## begin RECORDS TO USE

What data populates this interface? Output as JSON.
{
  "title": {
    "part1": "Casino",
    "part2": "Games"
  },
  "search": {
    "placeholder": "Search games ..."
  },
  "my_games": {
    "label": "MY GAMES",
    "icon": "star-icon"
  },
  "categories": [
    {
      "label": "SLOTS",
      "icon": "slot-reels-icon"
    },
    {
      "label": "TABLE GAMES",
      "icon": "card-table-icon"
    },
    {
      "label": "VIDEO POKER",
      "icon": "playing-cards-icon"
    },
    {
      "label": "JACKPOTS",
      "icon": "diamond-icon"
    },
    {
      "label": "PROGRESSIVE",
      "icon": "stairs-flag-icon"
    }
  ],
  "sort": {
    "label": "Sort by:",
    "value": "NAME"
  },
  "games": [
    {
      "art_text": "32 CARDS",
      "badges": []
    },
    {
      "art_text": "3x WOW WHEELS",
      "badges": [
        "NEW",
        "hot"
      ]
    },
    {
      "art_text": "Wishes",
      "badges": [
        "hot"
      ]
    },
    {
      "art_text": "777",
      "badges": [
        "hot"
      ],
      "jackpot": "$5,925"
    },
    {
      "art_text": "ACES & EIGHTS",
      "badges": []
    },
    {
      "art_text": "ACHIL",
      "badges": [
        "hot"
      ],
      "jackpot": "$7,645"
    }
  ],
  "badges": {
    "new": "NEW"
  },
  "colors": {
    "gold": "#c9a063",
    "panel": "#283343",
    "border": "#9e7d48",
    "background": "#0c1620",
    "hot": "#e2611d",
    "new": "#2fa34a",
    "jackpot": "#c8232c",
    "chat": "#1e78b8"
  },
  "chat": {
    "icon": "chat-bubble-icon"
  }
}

## end RECORDS TO USE

BRIEF:
Transcribe the whole listing exactly.

COMPLETE ANSWER:
What data populates this interface? Output as JSON.
{
  "title": {
    "part1": "Casino",
    "part2": "Games"
  },
  "search": {
    "placeholder": "Search games ..."
  },
  "my_games": {
    "label": "MY GAMES",
    "icon": "star-icon"
  },
  "categories": [
    {
      "label": "SLOTS",
      "icon": "slot-reels-icon"
    },
    {
      "label": "TABLE GAMES",
      "icon": "card-table-icon"
    },
    {
      "label": "VIDEO POKER",
      "icon": "playing-cards-icon"
    },
    {
      "label": "JACKPOTS",
      "icon": "diamond-icon"
    },
    {
      "label": "PROGRESSIVE",
      "icon": "stairs-flag-icon"
    }
  ],
  "sort": {
    "label": "Sort by:",
    "value": "NAME"
  },
  "games": [
    {
      "art_text": "32 CARDS",
      "badges": []
    },
    {
      "art_text": "3x WOW WHEELS",
      "badges": [
        "NEW",
        "hot"
      ]
    },
    {
      "art_text": "Wishes",
      "badges": [
        "hot"
      ]
    },
    {
      "art_text": "777",
      "badges": [
        "hot"
      ],
      "jackpot": "$5,925"
    },
    {
      "art_text": "ACES & EIGHTS",
      "badges": []
    },
    {
      "art_text": "ACHIL",
      "badges": [
        "hot"
      ],
      "jackpot": "$7,645"
    }
  ],
  "badges": {
    "new": "NEW"
  },
  "colors": {
    "gold": "#c9a063",
    "panel": "#283343",
    "border": "#9e7d48",
    "background": "#0c1620",
    "hot": "#e2611d",
    "new": "#2fa34a",
    "jackpot": "#c8232c",
    "chat": "#1e78b8"
  },
  "chat": {
    "icon": "chat-bubble-icon"
  }
}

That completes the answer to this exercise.